Output each entry verbatim and exclude every picture from it.
[start]
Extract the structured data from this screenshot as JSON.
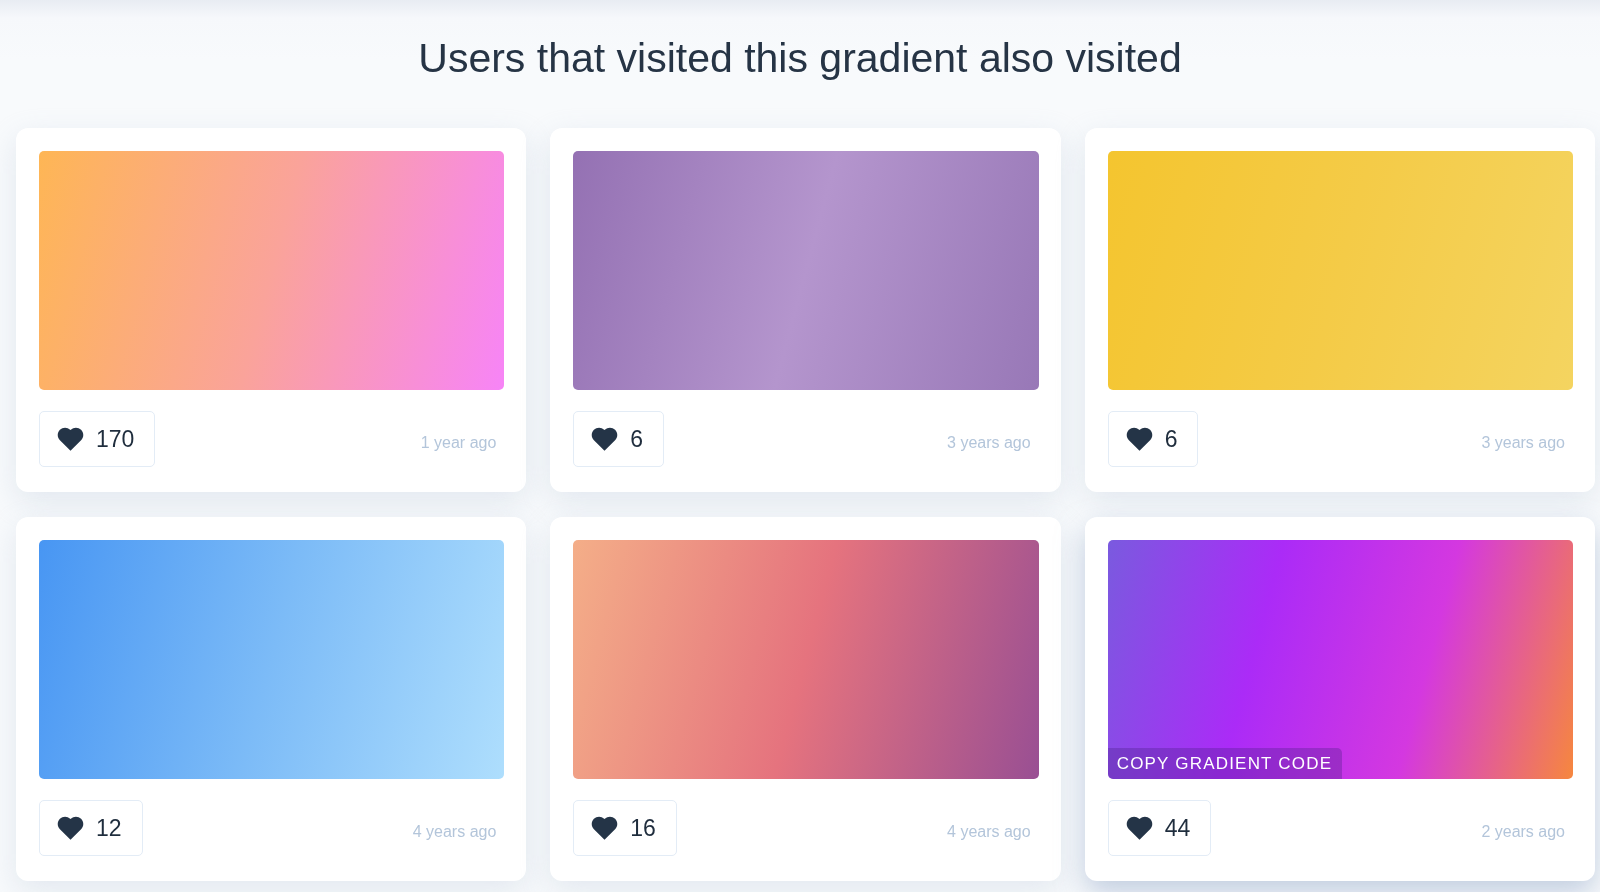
{
  "heading": "Users that visited this gradient also visited",
  "cards": [
    {
      "gradient": [
        {
          "color": "#feb655"
        },
        {
          "color": "#faa39a"
        },
        {
          "color": "#f784f7"
        }
      ],
      "likes": "170",
      "age": "1 year ago",
      "hovered": false
    },
    {
      "gradient": [
        {
          "color": "#9471b3"
        },
        {
          "color": "#b495cd"
        },
        {
          "color": "#9878b7"
        }
      ],
      "likes": "6",
      "age": "3 years ago",
      "hovered": false
    },
    {
      "gradient": [
        {
          "color": "#f4c52f"
        },
        {
          "color": "#f4cb47"
        },
        {
          "color": "#f4d460"
        }
      ],
      "likes": "6",
      "age": "3 years ago",
      "hovered": false
    },
    {
      "gradient": [
        {
          "color": "#4896f3"
        },
        {
          "color": "#7cbbf7"
        },
        {
          "color": "#aedefd"
        }
      ],
      "likes": "12",
      "age": "4 years ago",
      "hovered": false
    },
    {
      "gradient": [
        {
          "color": "#f4ae88"
        },
        {
          "color": "#e5737e"
        },
        {
          "color": "#994f93"
        }
      ],
      "likes": "16",
      "age": "4 years ago",
      "hovered": false
    },
    {
      "gradient": [
        {
          "color": "#7a5adf"
        },
        {
          "color": "#ab2bf7"
        },
        {
          "color": "#d438e0"
        },
        {
          "color": "#f6873e"
        }
      ],
      "likes": "44",
      "age": "2 years ago",
      "hovered": true,
      "copy_button": "COPY GRADIENT CODE"
    }
  ]
}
[end]
● TASK OUTPUT
Extract the structured data from this screenshot as JSON.
{
  "heading": "Users that visited this gradient also visited",
  "cards": [
    {
      "gradient": [
        {
          "color": "#feb655"
        },
        {
          "color": "#faa39a"
        },
        {
          "color": "#f784f7"
        }
      ],
      "likes": "170",
      "age": "1 year ago",
      "hovered": false
    },
    {
      "gradient": [
        {
          "color": "#9471b3"
        },
        {
          "color": "#b495cd"
        },
        {
          "color": "#9878b7"
        }
      ],
      "likes": "6",
      "age": "3 years ago",
      "hovered": false
    },
    {
      "gradient": [
        {
          "color": "#f4c52f"
        },
        {
          "color": "#f4cb47"
        },
        {
          "color": "#f4d460"
        }
      ],
      "likes": "6",
      "age": "3 years ago",
      "hovered": false
    },
    {
      "gradient": [
        {
          "color": "#4896f3"
        },
        {
          "color": "#7cbbf7"
        },
        {
          "color": "#aedefd"
        }
      ],
      "likes": "12",
      "age": "4 years ago",
      "hovered": false
    },
    {
      "gradient": [
        {
          "color": "#f4ae88"
        },
        {
          "color": "#e5737e"
        },
        {
          "color": "#994f93"
        }
      ],
      "likes": "16",
      "age": "4 years ago",
      "hovered": false
    },
    {
      "gradient": [
        {
          "color": "#7a5adf"
        },
        {
          "color": "#ab2bf7"
        },
        {
          "color": "#d438e0"
        },
        {
          "color": "#f6873e"
        }
      ],
      "likes": "44",
      "age": "2 years ago",
      "hovered": true,
      "copy_button": "COPY GRADIENT CODE"
    }
  ]
}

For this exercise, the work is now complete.